[Task] An exact copy of the records is required, minus the pictures they hold.

[Entries supplied]
● ● ●

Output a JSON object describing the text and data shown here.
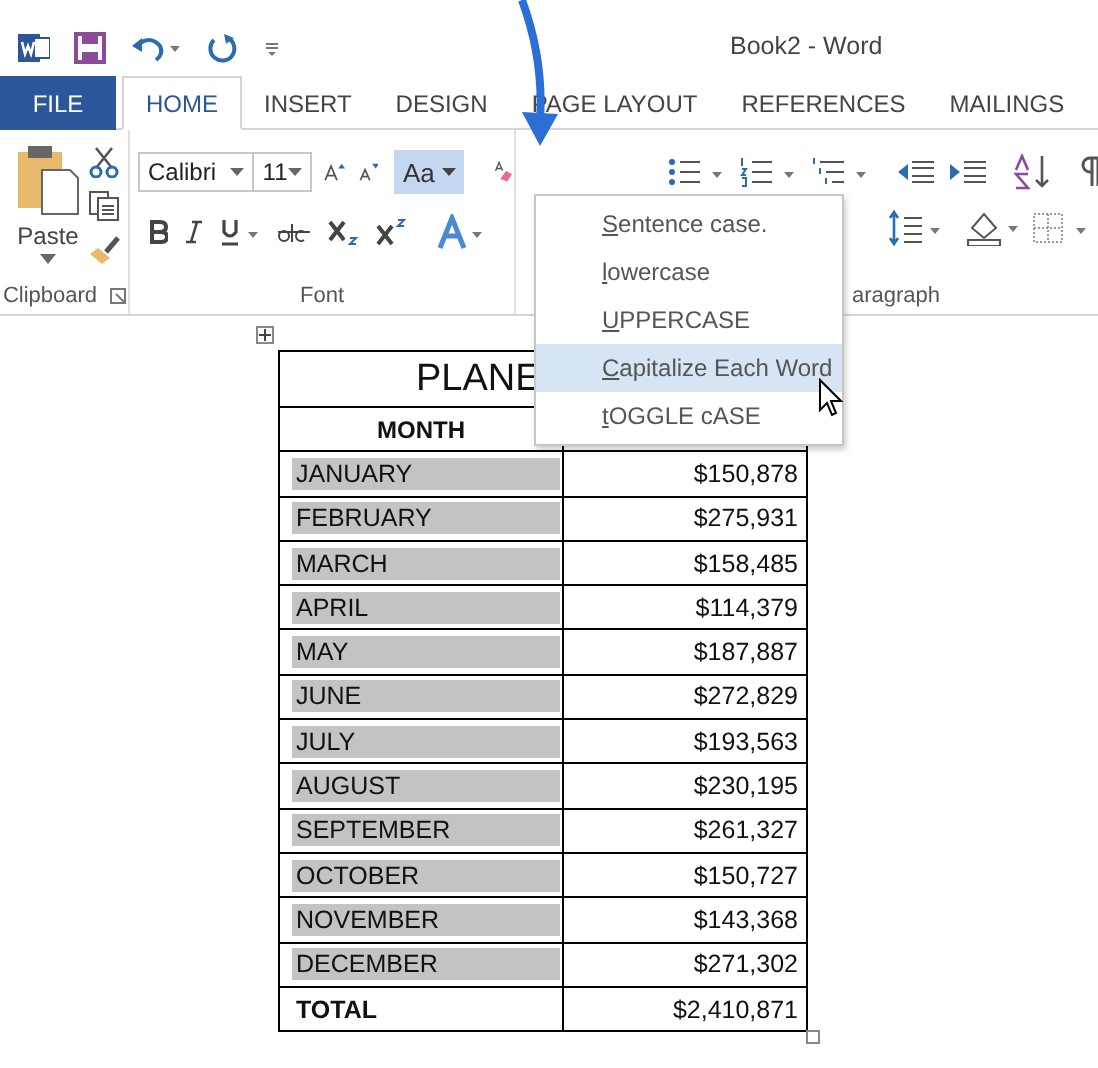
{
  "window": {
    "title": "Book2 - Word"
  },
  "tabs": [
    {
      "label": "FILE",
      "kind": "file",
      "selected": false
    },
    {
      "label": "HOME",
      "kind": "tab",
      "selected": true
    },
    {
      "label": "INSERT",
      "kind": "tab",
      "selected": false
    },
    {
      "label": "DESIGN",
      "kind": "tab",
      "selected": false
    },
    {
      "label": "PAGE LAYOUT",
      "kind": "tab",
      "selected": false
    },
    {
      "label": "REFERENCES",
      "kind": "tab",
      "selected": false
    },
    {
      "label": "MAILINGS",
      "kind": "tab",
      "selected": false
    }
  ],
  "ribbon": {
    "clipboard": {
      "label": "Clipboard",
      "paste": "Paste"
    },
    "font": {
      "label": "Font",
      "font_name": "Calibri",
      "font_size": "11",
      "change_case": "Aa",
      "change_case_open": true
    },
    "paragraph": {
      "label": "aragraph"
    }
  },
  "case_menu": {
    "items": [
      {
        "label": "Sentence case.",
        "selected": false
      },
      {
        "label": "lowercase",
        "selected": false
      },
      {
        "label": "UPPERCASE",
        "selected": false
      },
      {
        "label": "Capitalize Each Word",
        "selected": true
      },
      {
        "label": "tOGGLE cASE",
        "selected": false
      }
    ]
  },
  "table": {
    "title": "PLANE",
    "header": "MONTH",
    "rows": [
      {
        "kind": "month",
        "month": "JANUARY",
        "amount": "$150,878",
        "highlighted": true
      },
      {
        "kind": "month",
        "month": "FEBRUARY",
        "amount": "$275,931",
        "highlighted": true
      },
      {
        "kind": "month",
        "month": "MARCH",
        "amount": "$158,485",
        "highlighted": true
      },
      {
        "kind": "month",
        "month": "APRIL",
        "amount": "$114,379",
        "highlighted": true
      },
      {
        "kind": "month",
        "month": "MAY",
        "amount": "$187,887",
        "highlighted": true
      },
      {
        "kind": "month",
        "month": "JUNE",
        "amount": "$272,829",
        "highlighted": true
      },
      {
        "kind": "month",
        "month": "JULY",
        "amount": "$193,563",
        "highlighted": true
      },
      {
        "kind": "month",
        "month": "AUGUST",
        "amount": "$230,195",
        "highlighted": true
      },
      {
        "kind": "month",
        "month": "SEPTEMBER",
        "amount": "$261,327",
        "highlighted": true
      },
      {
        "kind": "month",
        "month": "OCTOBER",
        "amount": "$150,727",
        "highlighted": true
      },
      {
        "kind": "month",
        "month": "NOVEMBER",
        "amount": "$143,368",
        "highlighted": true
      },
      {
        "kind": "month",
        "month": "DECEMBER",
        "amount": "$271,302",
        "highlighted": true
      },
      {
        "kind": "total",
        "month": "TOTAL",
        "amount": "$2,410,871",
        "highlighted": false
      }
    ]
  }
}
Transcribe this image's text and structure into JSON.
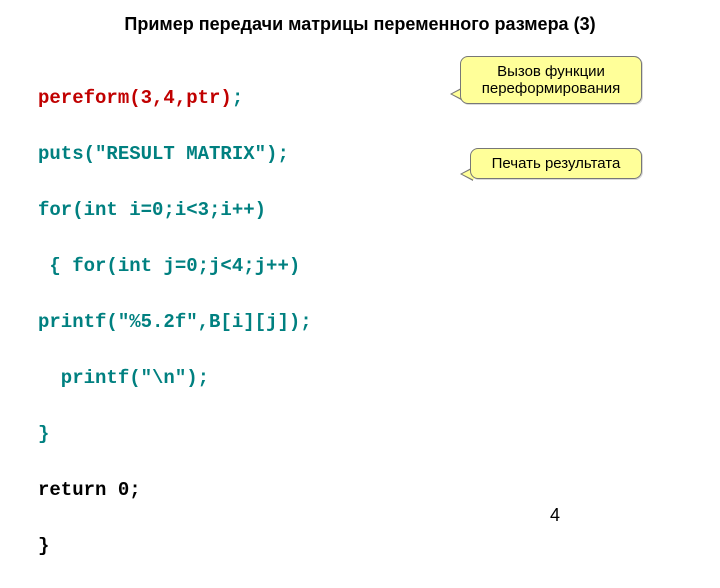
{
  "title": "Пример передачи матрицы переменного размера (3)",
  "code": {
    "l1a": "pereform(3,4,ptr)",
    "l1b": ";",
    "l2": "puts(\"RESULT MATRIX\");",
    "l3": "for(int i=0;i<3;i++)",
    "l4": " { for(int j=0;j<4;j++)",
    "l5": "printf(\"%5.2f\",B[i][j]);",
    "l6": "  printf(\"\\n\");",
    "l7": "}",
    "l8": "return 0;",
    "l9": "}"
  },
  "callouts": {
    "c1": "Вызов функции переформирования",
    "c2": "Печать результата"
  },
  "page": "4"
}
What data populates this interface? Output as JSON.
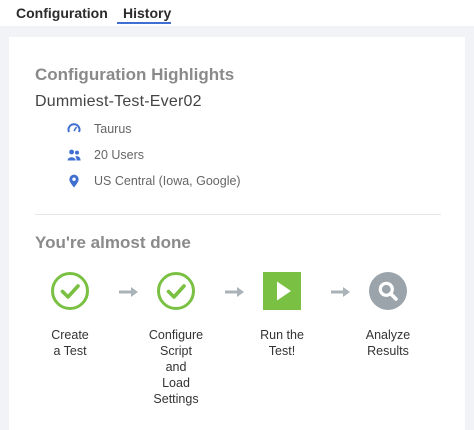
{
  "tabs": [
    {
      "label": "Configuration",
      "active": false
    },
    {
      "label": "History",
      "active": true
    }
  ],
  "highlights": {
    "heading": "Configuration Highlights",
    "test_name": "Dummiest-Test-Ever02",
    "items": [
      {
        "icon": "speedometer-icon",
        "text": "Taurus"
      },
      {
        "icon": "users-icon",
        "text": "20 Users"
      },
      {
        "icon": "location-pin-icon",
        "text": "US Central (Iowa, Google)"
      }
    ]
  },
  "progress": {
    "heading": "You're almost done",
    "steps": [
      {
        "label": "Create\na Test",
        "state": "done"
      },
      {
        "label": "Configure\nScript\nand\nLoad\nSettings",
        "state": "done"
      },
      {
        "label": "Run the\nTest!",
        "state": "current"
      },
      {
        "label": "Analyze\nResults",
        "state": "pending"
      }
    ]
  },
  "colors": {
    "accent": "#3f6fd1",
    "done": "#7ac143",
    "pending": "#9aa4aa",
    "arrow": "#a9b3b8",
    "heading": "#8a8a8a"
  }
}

● ● ●

[Response for this exercise]
Output a JSON object describing the text and data shown here.
{
  "window": {
    "title": "Book2 - Word"
  },
  "tabs": [
    {
      "label": "FILE",
      "kind": "file",
      "selected": false
    },
    {
      "label": "HOME",
      "kind": "tab",
      "selected": true
    },
    {
      "label": "INSERT",
      "kind": "tab",
      "selected": false
    },
    {
      "label": "DESIGN",
      "kind": "tab",
      "selected": false
    },
    {
      "label": "PAGE LAYOUT",
      "kind": "tab",
      "selected": false
    },
    {
      "label": "REFERENCES",
      "kind": "tab",
      "selected": false
    },
    {
      "label": "MAILINGS",
      "kind": "tab",
      "selected": false
    }
  ],
  "ribbon": {
    "clipboard": {
      "label": "Clipboard",
      "paste": "Paste"
    },
    "font": {
      "label": "Font",
      "font_name": "Calibri",
      "font_size": "11",
      "change_case": "Aa",
      "change_case_open": true
    },
    "paragraph": {
      "label": "aragraph"
    }
  },
  "case_menu": {
    "items": [
      {
        "label": "Sentence case.",
        "selected": false
      },
      {
        "label": "lowercase",
        "selected": false
      },
      {
        "label": "UPPERCASE",
        "selected": false
      },
      {
        "label": "Capitalize Each Word",
        "selected": true
      },
      {
        "label": "tOGGLE cASE",
        "selected": false
      }
    ]
  },
  "table": {
    "title": "PLANE",
    "header": "MONTH",
    "rows": [
      {
        "kind": "month",
        "month": "JANUARY",
        "amount": "$150,878",
        "highlighted": true
      },
      {
        "kind": "month",
        "month": "FEBRUARY",
        "amount": "$275,931",
        "highlighted": true
      },
      {
        "kind": "month",
        "month": "MARCH",
        "amount": "$158,485",
        "highlighted": true
      },
      {
        "kind": "month",
        "month": "APRIL",
        "amount": "$114,379",
        "highlighted": true
      },
      {
        "kind": "month",
        "month": "MAY",
        "amount": "$187,887",
        "highlighted": true
      },
      {
        "kind": "month",
        "month": "JUNE",
        "amount": "$272,829",
        "highlighted": true
      },
      {
        "kind": "month",
        "month": "JULY",
        "amount": "$193,563",
        "highlighted": true
      },
      {
        "kind": "month",
        "month": "AUGUST",
        "amount": "$230,195",
        "highlighted": true
      },
      {
        "kind": "month",
        "month": "SEPTEMBER",
        "amount": "$261,327",
        "highlighted": true
      },
      {
        "kind": "month",
        "month": "OCTOBER",
        "amount": "$150,727",
        "highlighted": true
      },
      {
        "kind": "month",
        "month": "NOVEMBER",
        "amount": "$143,368",
        "highlighted": true
      },
      {
        "kind": "month",
        "month": "DECEMBER",
        "amount": "$271,302",
        "highlighted": true
      },
      {
        "kind": "total",
        "month": "TOTAL",
        "amount": "$2,410,871",
        "highlighted": false
      }
    ]
  }
}
Transcribe this image's text and structure into JSON.
{
  "title": "Пример передачи матрицы переменного размера (3)",
  "code": {
    "l1a": "pereform(3,4,ptr)",
    "l1b": ";",
    "l2": "puts(\"RESULT MATRIX\");",
    "l3": "for(int i=0;i<3;i++)",
    "l4": " { for(int j=0;j<4;j++)",
    "l5": "printf(\"%5.2f\",B[i][j]);",
    "l6": "  printf(\"\\n\");",
    "l7": "}",
    "l8": "return 0;",
    "l9": "}"
  },
  "callouts": {
    "c1": "Вызов функции переформирования",
    "c2": "Печать результата"
  },
  "page": "4"
}
What data populates this interface? Output as JSON.
{
  "tabs": [
    {
      "label": "Configuration",
      "active": false
    },
    {
      "label": "History",
      "active": true
    }
  ],
  "highlights": {
    "heading": "Configuration Highlights",
    "test_name": "Dummiest-Test-Ever02",
    "items": [
      {
        "icon": "speedometer-icon",
        "text": "Taurus"
      },
      {
        "icon": "users-icon",
        "text": "20 Users"
      },
      {
        "icon": "location-pin-icon",
        "text": "US Central (Iowa, Google)"
      }
    ]
  },
  "progress": {
    "heading": "You're almost done",
    "steps": [
      {
        "label": "Create\na Test",
        "state": "done"
      },
      {
        "label": "Configure\nScript\nand\nLoad\nSettings",
        "state": "done"
      },
      {
        "label": "Run the\nTest!",
        "state": "current"
      },
      {
        "label": "Analyze\nResults",
        "state": "pending"
      }
    ]
  },
  "colors": {
    "accent": "#3f6fd1",
    "done": "#7ac143",
    "pending": "#9aa4aa",
    "arrow": "#a9b3b8",
    "heading": "#8a8a8a"
  }
}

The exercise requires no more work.